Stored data

-------------------------

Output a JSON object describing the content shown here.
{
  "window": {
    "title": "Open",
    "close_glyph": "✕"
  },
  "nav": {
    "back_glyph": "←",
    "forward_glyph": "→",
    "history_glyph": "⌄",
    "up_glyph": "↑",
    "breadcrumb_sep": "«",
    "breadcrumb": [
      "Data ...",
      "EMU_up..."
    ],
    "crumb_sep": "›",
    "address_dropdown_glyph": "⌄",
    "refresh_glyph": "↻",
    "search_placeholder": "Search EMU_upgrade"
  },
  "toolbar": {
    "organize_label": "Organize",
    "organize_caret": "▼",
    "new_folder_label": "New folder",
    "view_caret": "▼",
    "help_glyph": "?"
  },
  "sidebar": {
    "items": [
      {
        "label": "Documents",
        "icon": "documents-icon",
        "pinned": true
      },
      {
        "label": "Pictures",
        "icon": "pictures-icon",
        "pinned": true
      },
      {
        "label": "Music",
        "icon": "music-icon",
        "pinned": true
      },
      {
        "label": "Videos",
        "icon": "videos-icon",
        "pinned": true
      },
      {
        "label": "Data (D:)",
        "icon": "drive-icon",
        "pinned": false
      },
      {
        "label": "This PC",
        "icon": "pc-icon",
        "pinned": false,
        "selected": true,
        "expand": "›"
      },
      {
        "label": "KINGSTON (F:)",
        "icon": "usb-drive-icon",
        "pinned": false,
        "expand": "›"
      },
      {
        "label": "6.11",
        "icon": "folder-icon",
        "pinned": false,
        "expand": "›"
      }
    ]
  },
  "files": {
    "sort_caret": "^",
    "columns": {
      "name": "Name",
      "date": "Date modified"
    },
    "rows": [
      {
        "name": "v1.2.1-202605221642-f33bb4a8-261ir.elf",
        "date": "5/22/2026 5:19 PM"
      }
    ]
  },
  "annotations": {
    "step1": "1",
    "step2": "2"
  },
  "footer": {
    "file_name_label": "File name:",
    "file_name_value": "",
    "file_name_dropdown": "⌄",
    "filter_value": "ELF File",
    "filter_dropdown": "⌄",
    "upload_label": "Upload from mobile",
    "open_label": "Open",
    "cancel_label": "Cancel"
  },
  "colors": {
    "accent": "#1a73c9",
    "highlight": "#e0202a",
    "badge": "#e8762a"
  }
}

-------------------------

WHAT TO WORK ON: Look for lines containing the string "icon" and copy them all.

RESPONSE FOR THIS EXERCISE:
        "icon": "documents-icon",
        "icon": "pictures-icon",
        "icon": "music-icon",
        "icon": "videos-icon",
        "icon": "drive-icon",
        "icon": "pc-icon",
        "icon": "usb-drive-icon",
        "icon": "folder-icon",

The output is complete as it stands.